Stored items
════════

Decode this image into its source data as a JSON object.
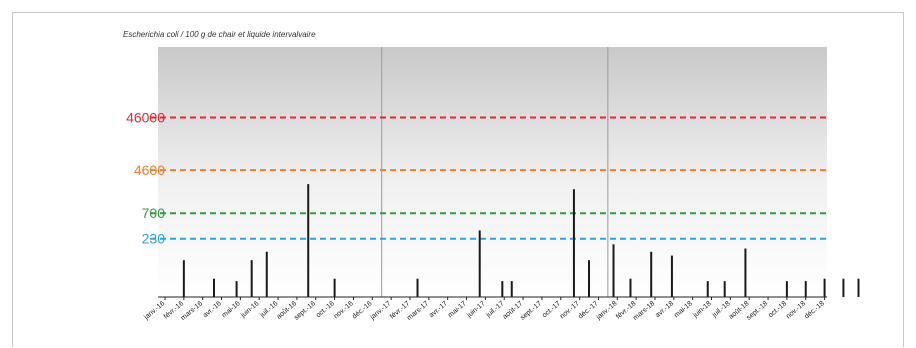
{
  "chart_data": {
    "type": "bar",
    "title": "Escherichia coli / 100 g de chair et liquide intervalvaire",
    "xlabel": "",
    "ylabel": "",
    "categories": [
      "janv.-16",
      "févr.-16",
      "mars-16",
      "avr.-16",
      "mai-16",
      "juin-16",
      "juil.-16",
      "août-16",
      "sept.-16",
      "oct.-16",
      "nov.-16",
      "déc.-16",
      "janv.-17",
      "févr.-17",
      "mars-17",
      "avr.-17",
      "mai-17",
      "juin-17",
      "juil.-17",
      "août-17",
      "sept.-17",
      "oct.-17",
      "nov.-17",
      "déc.-17",
      "janv.-18",
      "févr.-18",
      "mars-18",
      "avr.-18",
      "mai-18",
      "juin-18",
      "juil.-18",
      "août-18",
      "sept.-18",
      "oct.-18",
      "nov.-18",
      "déc.-18"
    ],
    "bars": [
      {
        "x": 1.0,
        "value": 90
      },
      {
        "x": 2.6,
        "value": 40
      },
      {
        "x": 3.8,
        "value": 36
      },
      {
        "x": 4.6,
        "value": 90
      },
      {
        "x": 5.4,
        "value": 130
      },
      {
        "x": 7.6,
        "value": 2500
      },
      {
        "x": 9.0,
        "value": 40
      },
      {
        "x": 13.4,
        "value": 40
      },
      {
        "x": 16.7,
        "value": 330
      },
      {
        "x": 17.9,
        "value": 36
      },
      {
        "x": 18.4,
        "value": 36
      },
      {
        "x": 21.7,
        "value": 2000
      },
      {
        "x": 22.5,
        "value": 90
      },
      {
        "x": 23.8,
        "value": 180
      },
      {
        "x": 24.7,
        "value": 40
      },
      {
        "x": 25.8,
        "value": 130
      },
      {
        "x": 26.9,
        "value": 110
      },
      {
        "x": 28.8,
        "value": 36
      },
      {
        "x": 29.7,
        "value": 36
      },
      {
        "x": 30.8,
        "value": 150
      },
      {
        "x": 33.0,
        "value": 36
      },
      {
        "x": 34.0,
        "value": 36
      },
      {
        "x": 35.0,
        "value": 40
      },
      {
        "x": 36.0,
        "value": 40
      },
      {
        "x": 36.8,
        "value": 40
      }
    ],
    "thresholds": [
      {
        "label": "46000",
        "value": 46000,
        "color": "#e8262f"
      },
      {
        "label": "4600",
        "value": 4600,
        "color": "#f07d2a"
      },
      {
        "label": "700",
        "value": 700,
        "color": "#2e9e3e"
      },
      {
        "label": "230",
        "value": 230,
        "color": "#2fa3de"
      }
    ],
    "y_scale": "log",
    "ylim": [
      18,
      1000000
    ],
    "year_separators_after_index": [
      11,
      23
    ],
    "grid": false,
    "legend": "none"
  }
}
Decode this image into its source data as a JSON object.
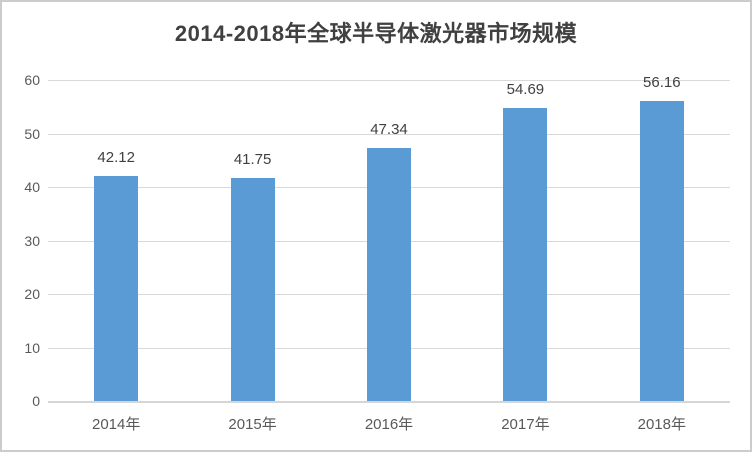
{
  "chart_data": {
    "type": "bar",
    "title": "2014-2018年全球半导体激光器市场规模",
    "categories": [
      "2014年",
      "2015年",
      "2016年",
      "2017年",
      "2018年"
    ],
    "values": [
      42.12,
      41.75,
      47.34,
      54.69,
      56.16
    ],
    "data_labels": [
      "42.12",
      "41.75",
      "47.34",
      "54.69",
      "56.16"
    ],
    "xlabel": "",
    "ylabel": "",
    "y_ticks": [
      0,
      10,
      20,
      30,
      40,
      50,
      60
    ],
    "ylim": [
      0,
      60
    ],
    "grid": true,
    "legend": "none",
    "colors": {
      "bar": "#5b9bd5",
      "gridline": "#d9d9d9",
      "axis_line": "#d6d6d6",
      "title_text": "#404040",
      "tick_text": "#595959",
      "data_label_text": "#404040",
      "background": "#ffffff",
      "frame_border": "#cccccc"
    }
  }
}
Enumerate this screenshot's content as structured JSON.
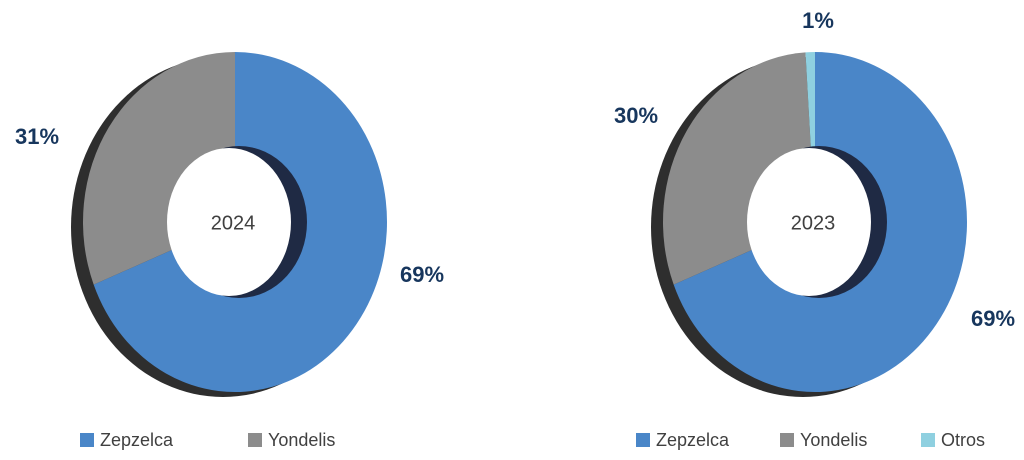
{
  "chart_data": [
    {
      "type": "donut",
      "center_label": "2024",
      "categories": [
        "Zepzelca",
        "Yondelis"
      ],
      "values": [
        69,
        31
      ],
      "value_labels": [
        "69%",
        "31%"
      ],
      "colors": [
        "#4a86c8",
        "#8c8c8c"
      ]
    },
    {
      "type": "donut",
      "center_label": "2023",
      "categories": [
        "Zepzelca",
        "Yondelis",
        "Otros"
      ],
      "values": [
        69,
        30,
        1
      ],
      "value_labels": [
        "69%",
        "30%",
        "1%"
      ],
      "colors": [
        "#4a86c8",
        "#8c8c8c",
        "#8fd0e0"
      ]
    }
  ]
}
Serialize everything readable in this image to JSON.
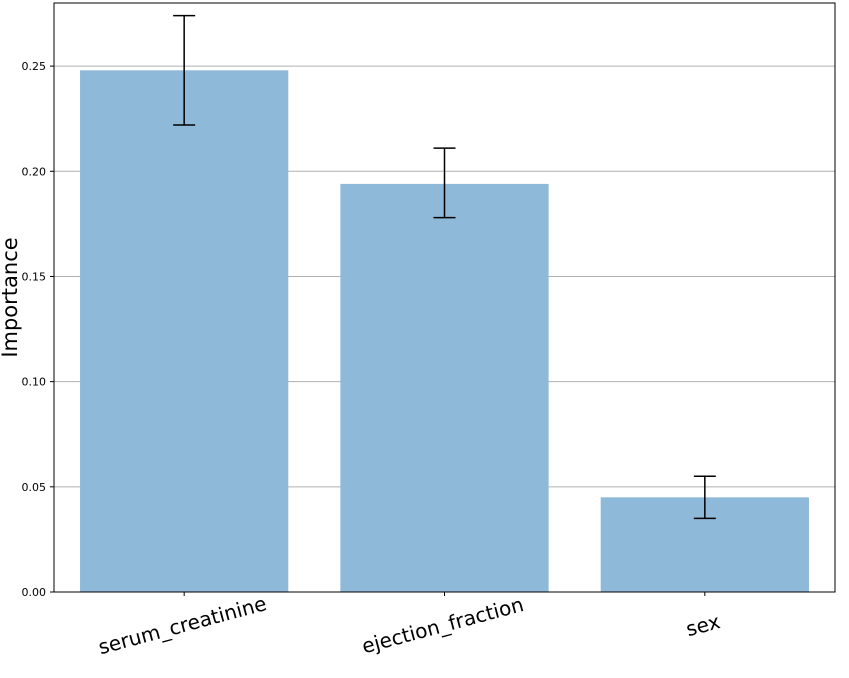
{
  "chart_data": {
    "type": "bar",
    "categories": [
      "serum_creatinine",
      "ejection_fraction",
      "sex"
    ],
    "values": [
      0.248,
      0.194,
      0.045
    ],
    "error_low": [
      0.222,
      0.178,
      0.035
    ],
    "error_high": [
      0.274,
      0.211,
      0.055
    ],
    "title": "",
    "xlabel": "",
    "ylabel": "Importance",
    "ylim": [
      0,
      0.28
    ],
    "yticks": [
      0.0,
      0.05,
      0.1,
      0.15,
      0.2,
      0.25
    ],
    "ytick_labels": [
      "0.00",
      "0.05",
      "0.10",
      "0.15",
      "0.20",
      "0.25"
    ],
    "grid": "horizontal",
    "bar_color": "#8fb9d9",
    "error_color": "#000000",
    "grid_color": "#b0b0b0"
  }
}
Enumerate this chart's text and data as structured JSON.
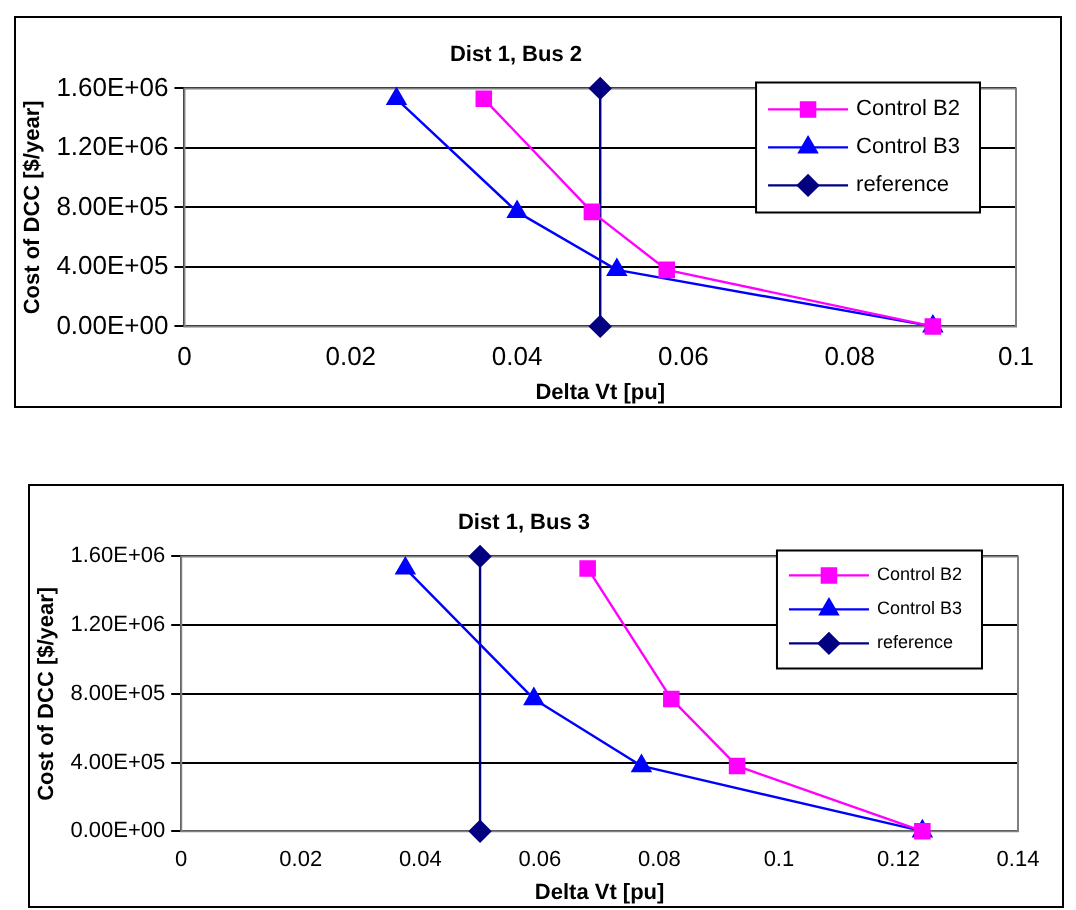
{
  "chart_data": [
    {
      "type": "line",
      "title": "Dist 1, Bus 2",
      "xlabel": "Delta Vt [pu]",
      "ylabel": "Cost of DCC [$/year]",
      "xlim": [
        0,
        0.1
      ],
      "xticks": [
        0,
        0.02,
        0.04,
        0.06,
        0.08,
        0.1
      ],
      "ylim": [
        0,
        1600000
      ],
      "yticks": [
        {
          "value": 0,
          "label": "0.00E+00"
        },
        {
          "value": 400000,
          "label": "4.00E+05"
        },
        {
          "value": 800000,
          "label": "8.00E+05"
        },
        {
          "value": 1200000,
          "label": "1.20E+06"
        },
        {
          "value": 1600000,
          "label": "1.60E+06"
        }
      ],
      "grid": "y",
      "legend": "top right",
      "series": [
        {
          "name": "Control B2",
          "color": "#ff00ff",
          "marker": "square",
          "x": [
            0.036,
            0.049,
            0.058,
            0.09
          ],
          "values": [
            1530000,
            770000,
            380000,
            0
          ]
        },
        {
          "name": "Control B3",
          "color": "#0000ff",
          "marker": "triangle",
          "x": [
            0.0255,
            0.04,
            0.052,
            0.09
          ],
          "values": [
            1530000,
            770000,
            380000,
            0
          ]
        },
        {
          "name": "reference",
          "color": "#000080",
          "marker": "diamond",
          "x": [
            0.05,
            0.05
          ],
          "values": [
            0,
            1600000
          ]
        }
      ]
    },
    {
      "type": "line",
      "title": "Dist 1, Bus 3",
      "xlabel": "Delta Vt [pu]",
      "ylabel": "Cost of DCC [$/year]",
      "xlim": [
        0,
        0.14
      ],
      "xticks": [
        0,
        0.02,
        0.04,
        0.06,
        0.08,
        0.1,
        0.12,
        0.14
      ],
      "ylim": [
        0,
        1600000
      ],
      "yticks": [
        {
          "value": 0,
          "label": "0.00E+00"
        },
        {
          "value": 400000,
          "label": "4.00E+05"
        },
        {
          "value": 800000,
          "label": "8.00E+05"
        },
        {
          "value": 1200000,
          "label": "1.20E+06"
        },
        {
          "value": 1600000,
          "label": "1.60E+06"
        }
      ],
      "grid": "y",
      "legend": "top right",
      "series": [
        {
          "name": "Control B2",
          "color": "#ff00ff",
          "marker": "square",
          "x": [
            0.068,
            0.082,
            0.093,
            0.124
          ],
          "values": [
            1530000,
            770000,
            380000,
            0
          ]
        },
        {
          "name": "Control B3",
          "color": "#0000ff",
          "marker": "triangle",
          "x": [
            0.0375,
            0.059,
            0.077,
            0.124
          ],
          "values": [
            1530000,
            770000,
            380000,
            0
          ]
        },
        {
          "name": "reference",
          "color": "#000080",
          "marker": "diamond",
          "x": [
            0.05,
            0.05
          ],
          "values": [
            0,
            1600000
          ]
        }
      ]
    }
  ]
}
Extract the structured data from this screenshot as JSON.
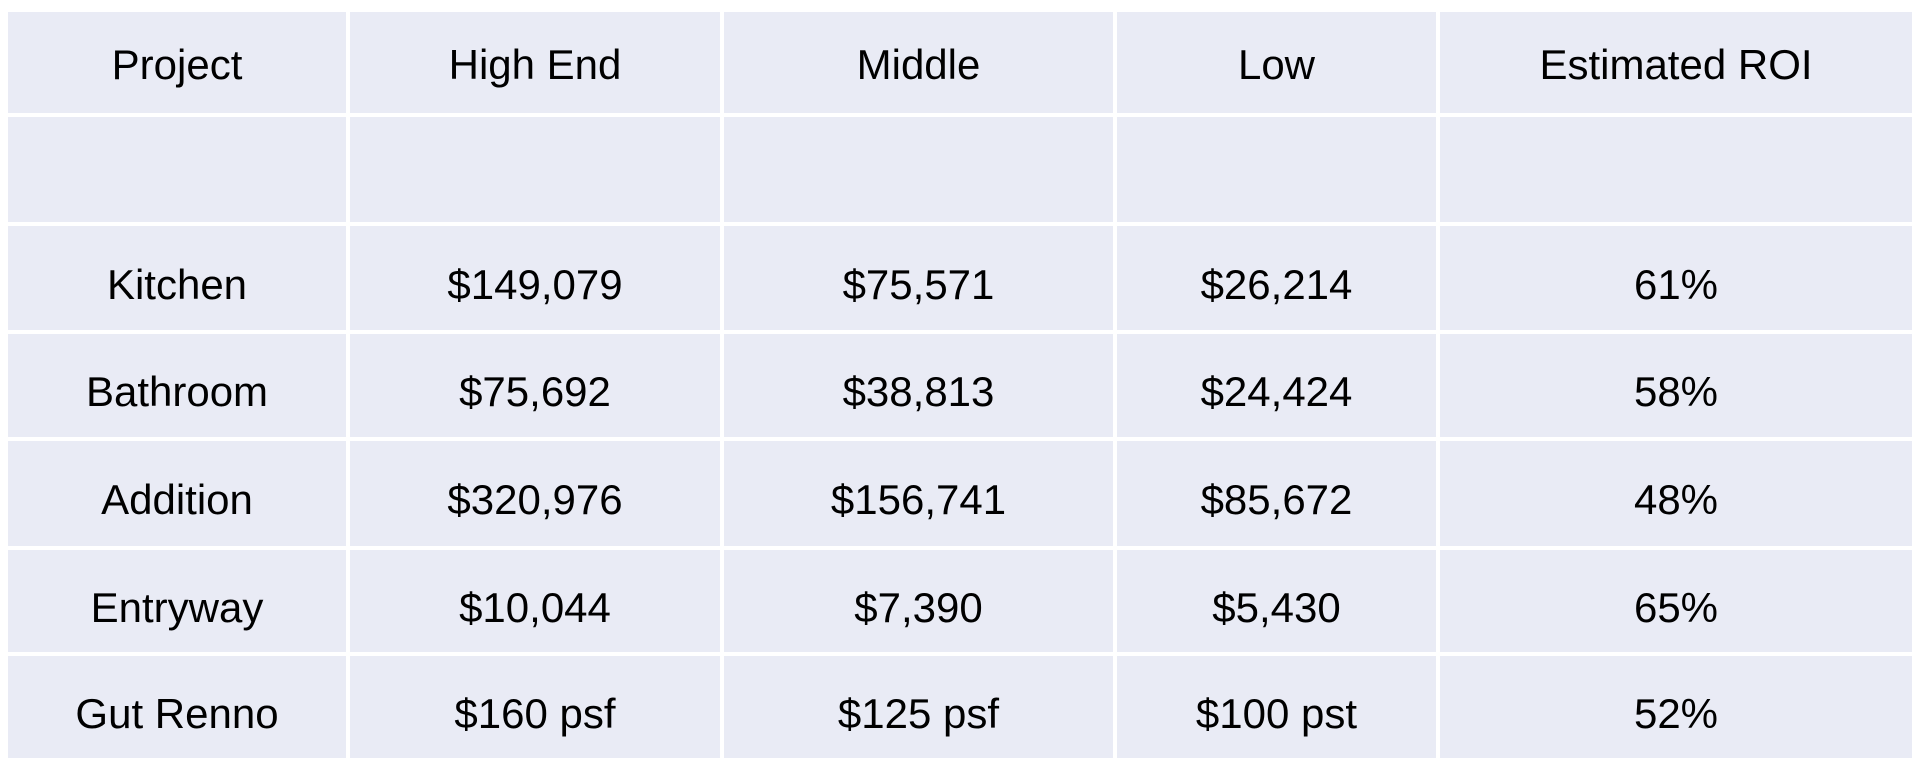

════════

What you will do
Track down every line of the material containing the string "legend", and copy it.

Output of the exercise
    "legend": "none"
    "legend": "none",
      "legend": "top right",
      "legend": "top right",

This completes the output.